MATERIAL SHOWN
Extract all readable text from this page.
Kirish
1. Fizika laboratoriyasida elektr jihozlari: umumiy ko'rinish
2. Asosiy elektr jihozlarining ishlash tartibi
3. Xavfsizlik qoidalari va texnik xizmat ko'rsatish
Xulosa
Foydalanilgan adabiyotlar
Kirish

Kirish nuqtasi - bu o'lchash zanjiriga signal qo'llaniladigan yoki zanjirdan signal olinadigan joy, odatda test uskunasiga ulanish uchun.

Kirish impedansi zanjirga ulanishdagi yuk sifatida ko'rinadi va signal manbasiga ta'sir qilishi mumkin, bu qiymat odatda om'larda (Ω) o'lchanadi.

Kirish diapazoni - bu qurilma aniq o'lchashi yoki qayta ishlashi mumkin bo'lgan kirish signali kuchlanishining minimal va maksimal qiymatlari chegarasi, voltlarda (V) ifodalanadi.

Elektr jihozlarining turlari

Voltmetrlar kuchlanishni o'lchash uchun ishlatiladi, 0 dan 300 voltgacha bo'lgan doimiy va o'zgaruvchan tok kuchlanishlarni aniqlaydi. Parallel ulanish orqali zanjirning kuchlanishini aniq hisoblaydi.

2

WHAT IS ASKED
What is the number of lines holding the word "yoki"? State it alone.

RESULT
2